- **OBJECTIVE**
Find each line with the word "screenshot" and copy it.

- **RECORD EXTRACTS**
§
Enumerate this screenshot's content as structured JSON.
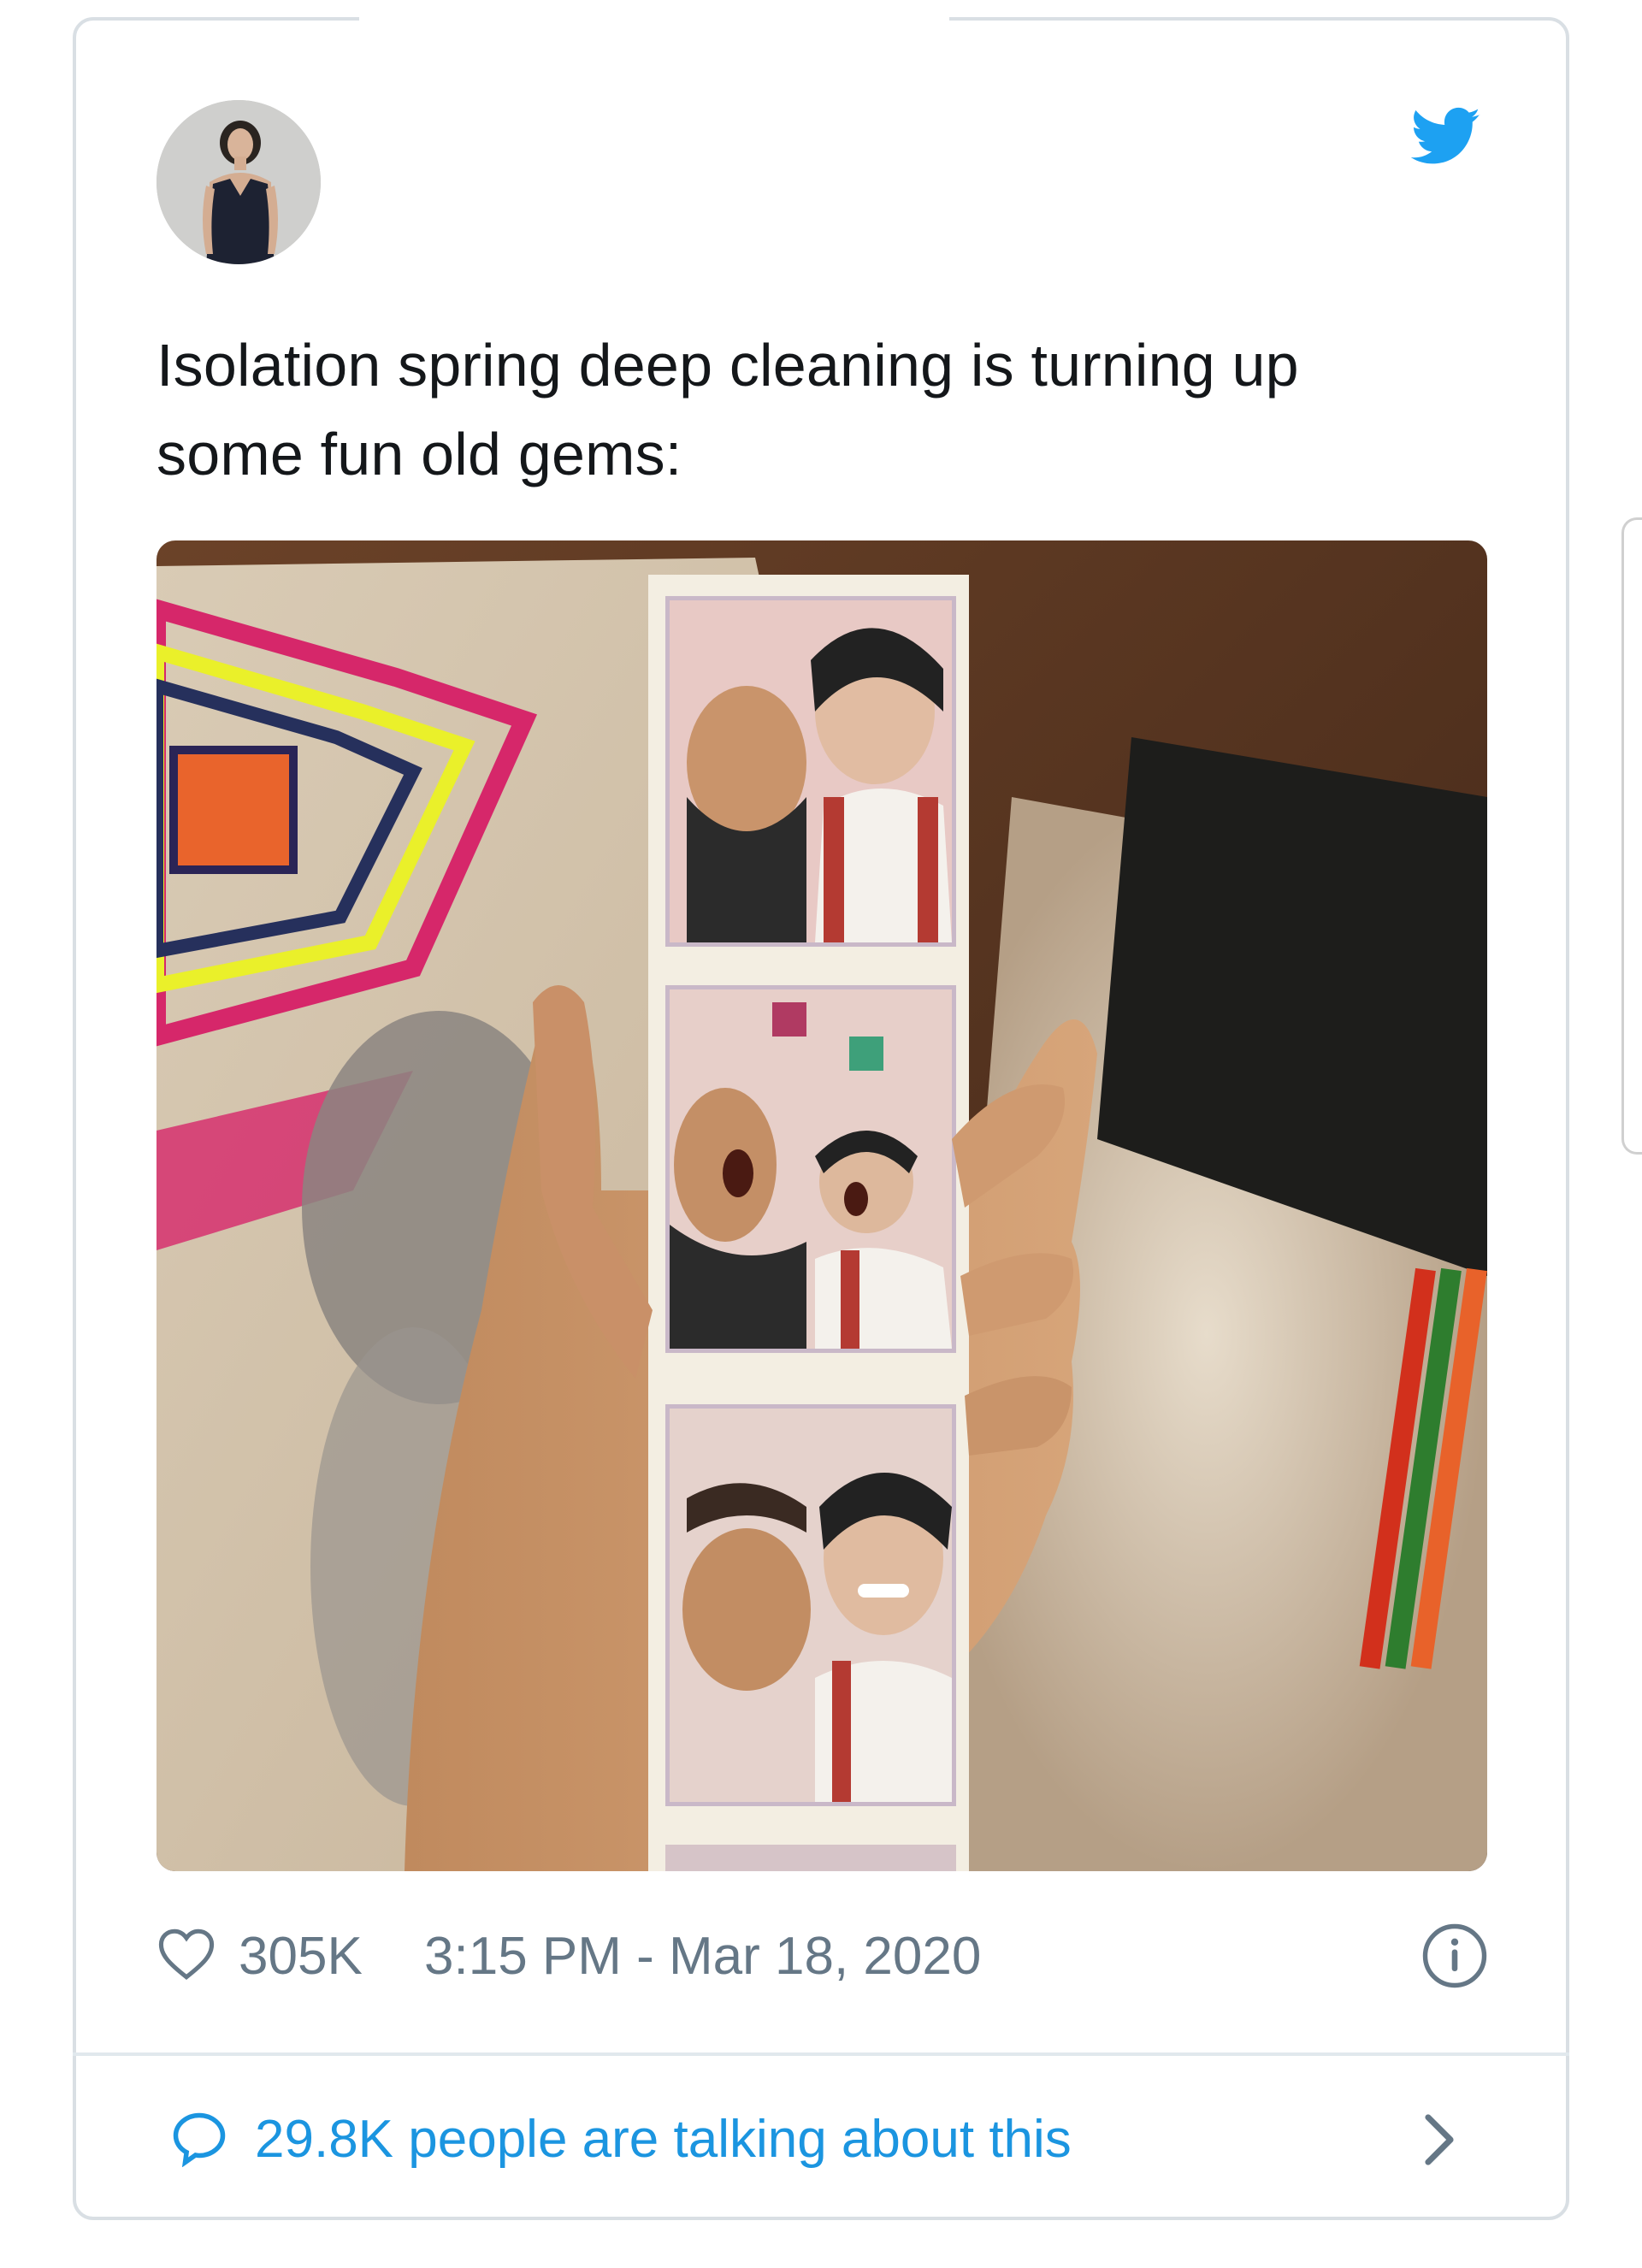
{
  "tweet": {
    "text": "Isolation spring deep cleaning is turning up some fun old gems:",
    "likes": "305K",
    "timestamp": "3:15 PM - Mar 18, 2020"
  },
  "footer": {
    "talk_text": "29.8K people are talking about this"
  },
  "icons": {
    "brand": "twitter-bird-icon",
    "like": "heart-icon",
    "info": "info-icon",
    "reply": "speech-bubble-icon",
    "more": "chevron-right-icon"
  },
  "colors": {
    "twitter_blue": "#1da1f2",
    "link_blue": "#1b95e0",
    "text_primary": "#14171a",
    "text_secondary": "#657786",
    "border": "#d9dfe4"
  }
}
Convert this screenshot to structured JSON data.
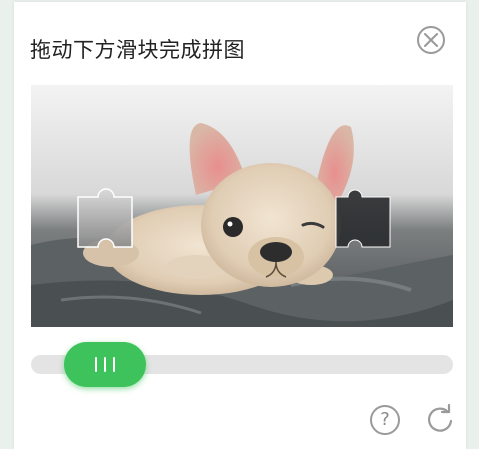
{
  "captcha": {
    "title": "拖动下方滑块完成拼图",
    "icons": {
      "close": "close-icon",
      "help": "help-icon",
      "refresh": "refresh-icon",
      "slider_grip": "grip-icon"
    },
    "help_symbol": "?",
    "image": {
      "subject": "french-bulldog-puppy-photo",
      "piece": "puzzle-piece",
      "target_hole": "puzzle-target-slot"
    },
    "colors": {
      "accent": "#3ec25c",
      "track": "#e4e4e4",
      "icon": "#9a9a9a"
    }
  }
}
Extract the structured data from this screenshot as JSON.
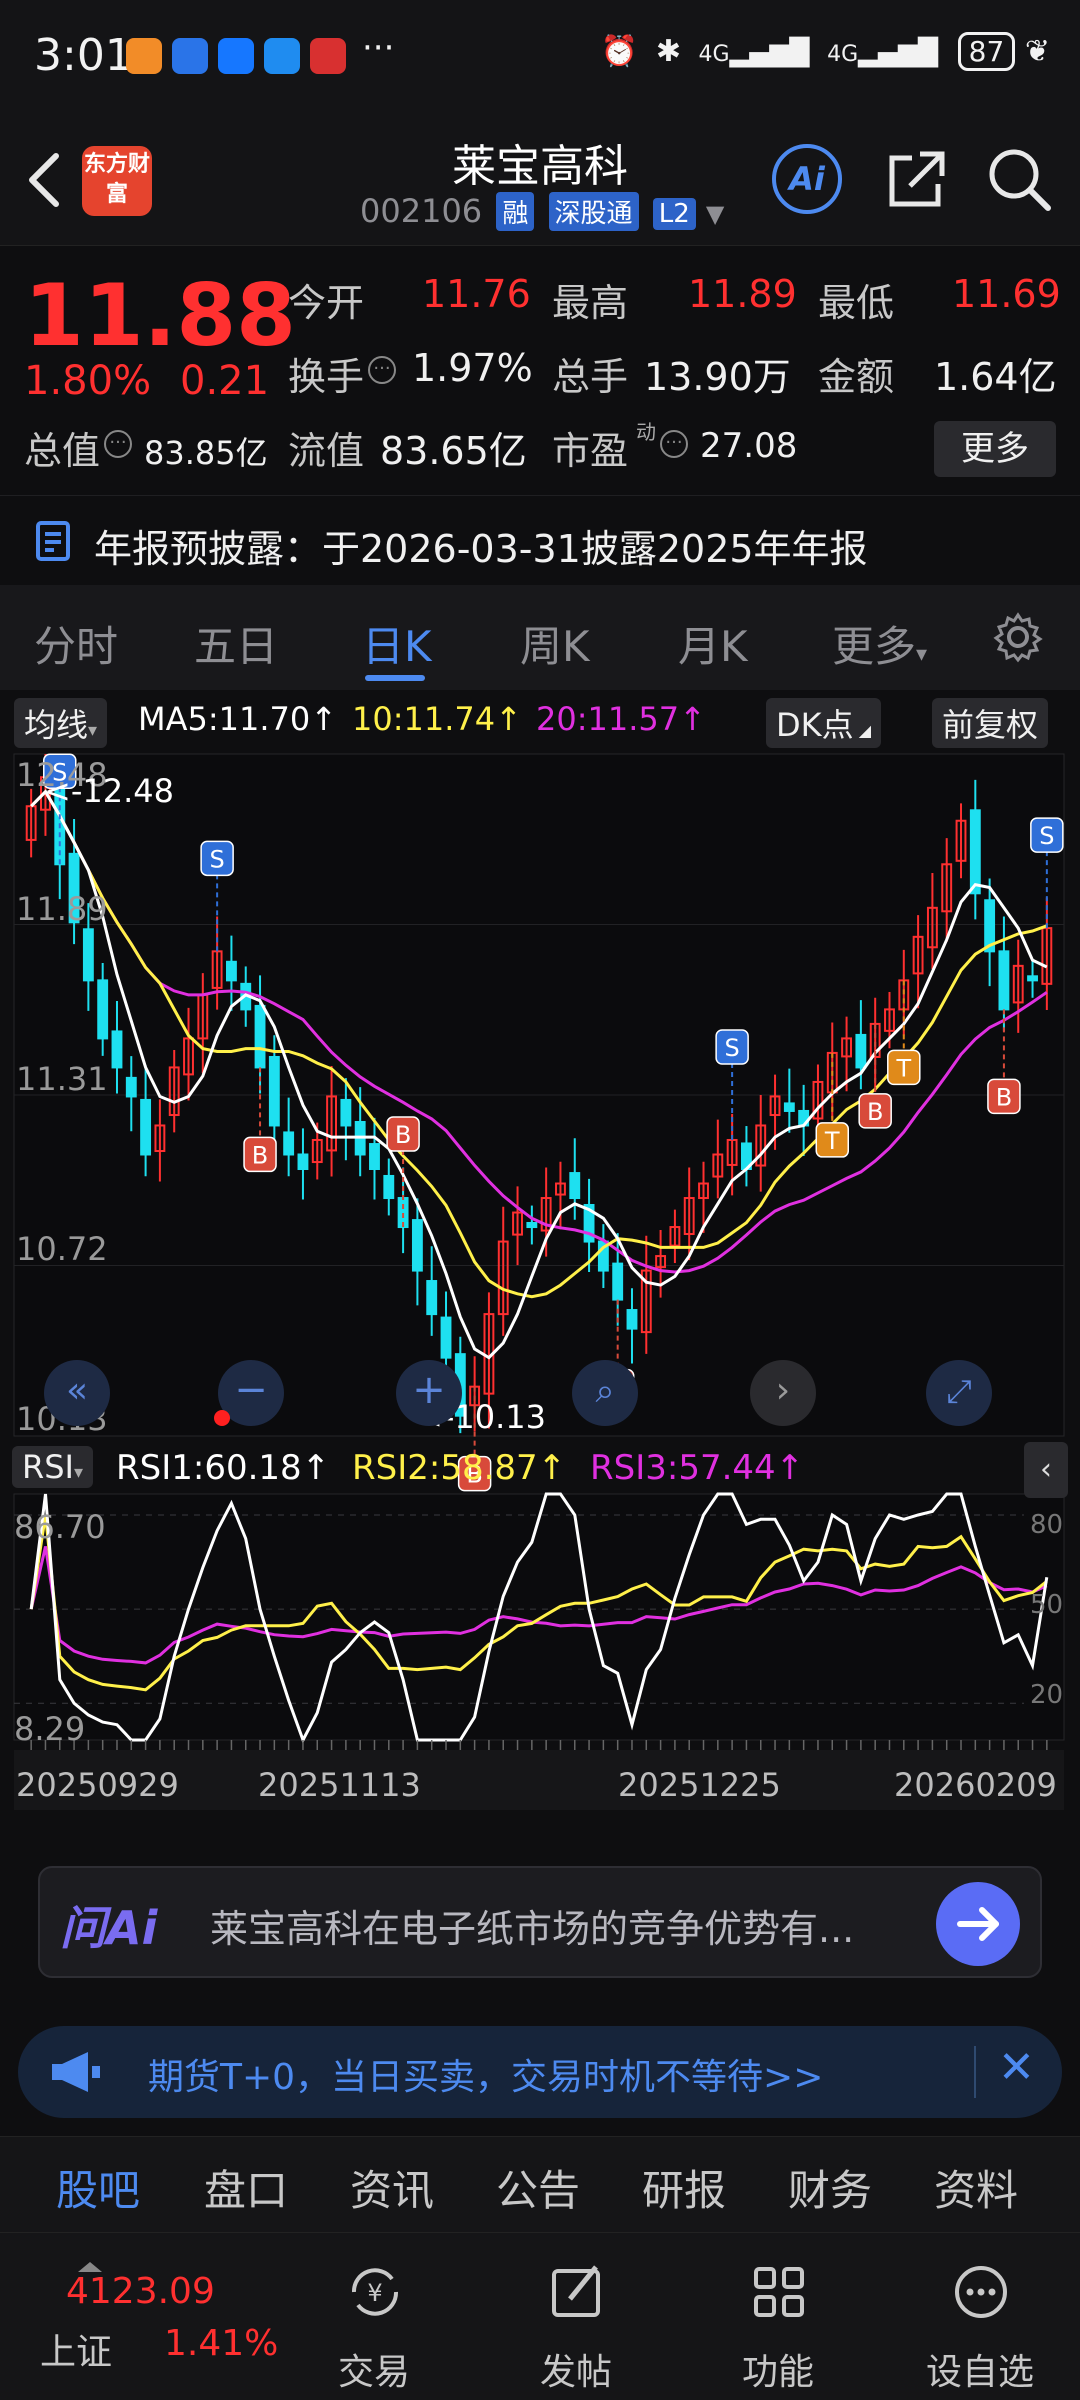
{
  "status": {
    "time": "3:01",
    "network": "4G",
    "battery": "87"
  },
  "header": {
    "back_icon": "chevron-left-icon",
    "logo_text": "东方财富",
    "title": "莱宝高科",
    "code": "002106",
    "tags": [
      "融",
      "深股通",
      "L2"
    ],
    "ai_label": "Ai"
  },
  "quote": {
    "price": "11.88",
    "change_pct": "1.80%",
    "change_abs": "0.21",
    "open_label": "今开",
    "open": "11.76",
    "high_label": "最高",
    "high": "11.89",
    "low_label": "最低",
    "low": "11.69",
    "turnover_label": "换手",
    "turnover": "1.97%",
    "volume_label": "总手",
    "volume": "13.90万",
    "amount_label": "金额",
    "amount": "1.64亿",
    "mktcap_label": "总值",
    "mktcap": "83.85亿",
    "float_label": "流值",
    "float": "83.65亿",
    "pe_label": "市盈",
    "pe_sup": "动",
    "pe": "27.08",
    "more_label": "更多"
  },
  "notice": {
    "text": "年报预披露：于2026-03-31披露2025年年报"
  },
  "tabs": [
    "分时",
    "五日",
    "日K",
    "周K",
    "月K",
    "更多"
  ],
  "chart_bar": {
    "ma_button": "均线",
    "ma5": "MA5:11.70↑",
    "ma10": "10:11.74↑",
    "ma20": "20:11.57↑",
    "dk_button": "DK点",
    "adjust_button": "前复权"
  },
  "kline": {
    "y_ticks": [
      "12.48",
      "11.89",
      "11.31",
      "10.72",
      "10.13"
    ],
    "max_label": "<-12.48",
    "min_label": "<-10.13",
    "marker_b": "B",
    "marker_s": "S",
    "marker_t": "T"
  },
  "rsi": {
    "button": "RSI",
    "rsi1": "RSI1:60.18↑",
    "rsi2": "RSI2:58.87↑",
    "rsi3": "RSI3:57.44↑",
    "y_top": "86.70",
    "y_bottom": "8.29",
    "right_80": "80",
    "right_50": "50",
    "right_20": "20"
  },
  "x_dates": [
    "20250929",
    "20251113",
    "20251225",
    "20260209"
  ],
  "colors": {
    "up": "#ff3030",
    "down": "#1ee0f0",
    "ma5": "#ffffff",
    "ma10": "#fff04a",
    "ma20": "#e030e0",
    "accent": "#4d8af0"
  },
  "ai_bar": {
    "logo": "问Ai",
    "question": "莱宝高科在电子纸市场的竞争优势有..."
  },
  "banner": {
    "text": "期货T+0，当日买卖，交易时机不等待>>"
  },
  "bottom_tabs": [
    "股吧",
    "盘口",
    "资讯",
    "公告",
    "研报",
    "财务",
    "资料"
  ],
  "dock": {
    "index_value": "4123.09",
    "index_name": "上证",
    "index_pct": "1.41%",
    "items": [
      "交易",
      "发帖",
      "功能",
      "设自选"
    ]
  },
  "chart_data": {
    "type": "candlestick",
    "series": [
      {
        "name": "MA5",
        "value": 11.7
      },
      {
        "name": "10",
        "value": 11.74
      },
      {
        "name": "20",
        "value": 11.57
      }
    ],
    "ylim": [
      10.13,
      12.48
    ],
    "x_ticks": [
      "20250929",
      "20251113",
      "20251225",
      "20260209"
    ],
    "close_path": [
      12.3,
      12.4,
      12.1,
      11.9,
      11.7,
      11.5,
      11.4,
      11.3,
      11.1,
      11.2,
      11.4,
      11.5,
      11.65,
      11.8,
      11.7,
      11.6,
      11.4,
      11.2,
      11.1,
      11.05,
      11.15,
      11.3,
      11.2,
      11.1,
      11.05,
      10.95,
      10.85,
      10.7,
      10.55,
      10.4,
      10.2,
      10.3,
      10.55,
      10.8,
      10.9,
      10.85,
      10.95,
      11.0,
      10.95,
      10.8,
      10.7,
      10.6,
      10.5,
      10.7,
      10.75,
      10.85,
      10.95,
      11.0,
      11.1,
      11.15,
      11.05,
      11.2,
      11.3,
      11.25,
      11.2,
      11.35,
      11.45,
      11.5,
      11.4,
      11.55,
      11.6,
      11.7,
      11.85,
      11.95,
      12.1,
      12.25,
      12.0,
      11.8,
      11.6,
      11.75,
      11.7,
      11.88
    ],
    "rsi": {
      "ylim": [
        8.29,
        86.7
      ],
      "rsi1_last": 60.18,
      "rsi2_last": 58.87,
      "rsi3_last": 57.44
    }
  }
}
§
- **OUTPUT OF THE EXERCISE**
Enumerate this screenshot's content as structured JSON.
Convert this screenshot to structured JSON data.
Extract the structured data from this screenshot as JSON.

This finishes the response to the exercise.